**TASK BRIEF**
Print every entry exactly as written.

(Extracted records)
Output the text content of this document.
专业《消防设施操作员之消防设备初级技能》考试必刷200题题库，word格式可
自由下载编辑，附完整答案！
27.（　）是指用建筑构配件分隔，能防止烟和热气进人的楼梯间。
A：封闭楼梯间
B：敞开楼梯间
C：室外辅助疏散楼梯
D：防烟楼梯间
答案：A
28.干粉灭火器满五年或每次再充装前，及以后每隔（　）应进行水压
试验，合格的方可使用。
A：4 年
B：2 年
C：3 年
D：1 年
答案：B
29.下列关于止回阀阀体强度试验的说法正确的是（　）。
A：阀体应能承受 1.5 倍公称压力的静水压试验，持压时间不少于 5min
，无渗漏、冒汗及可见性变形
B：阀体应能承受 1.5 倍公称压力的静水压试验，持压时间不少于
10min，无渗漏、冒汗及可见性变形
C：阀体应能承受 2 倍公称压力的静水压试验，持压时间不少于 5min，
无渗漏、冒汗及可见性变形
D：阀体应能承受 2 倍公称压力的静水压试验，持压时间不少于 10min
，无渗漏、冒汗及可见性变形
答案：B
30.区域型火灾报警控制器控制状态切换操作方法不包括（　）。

**ANSWER TO THIS TASK**
Output the text content of this document.
专业《消防设施操作员之消防设备初级技能》考试必刷200题题库，word格式可
自由下载编辑，附完整答案！
27.（　）是指用建筑构配件分隔，能防止烟和热气进人的楼梯间。
A：封闭楼梯间
B：敞开楼梯间
C：室外辅助疏散楼梯
D：防烟楼梯间
答案：A
28.干粉灭火器满五年或每次再充装前，及以后每隔（　）应进行水压
试验，合格的方可使用。
A：4 年
B：2 年
C：3 年
D：1 年
答案：B
29.下列关于止回阀阀体强度试验的说法正确的是（　）。
A：阀体应能承受 1.5 倍公称压力的静水压试验，持压时间不少于 5min
，无渗漏、冒汗及可见性变形
B：阀体应能承受 1.5 倍公称压力的静水压试验，持压时间不少于
10min，无渗漏、冒汗及可见性变形
C：阀体应能承受 2 倍公称压力的静水压试验，持压时间不少于 5min，
无渗漏、冒汗及可见性变形
D：阀体应能承受 2 倍公称压力的静水压试验，持压时间不少于 10min
，无渗漏、冒汗及可见性变形
答案：B
30.区域型火灾报警控制器控制状态切换操作方法不包括（　）。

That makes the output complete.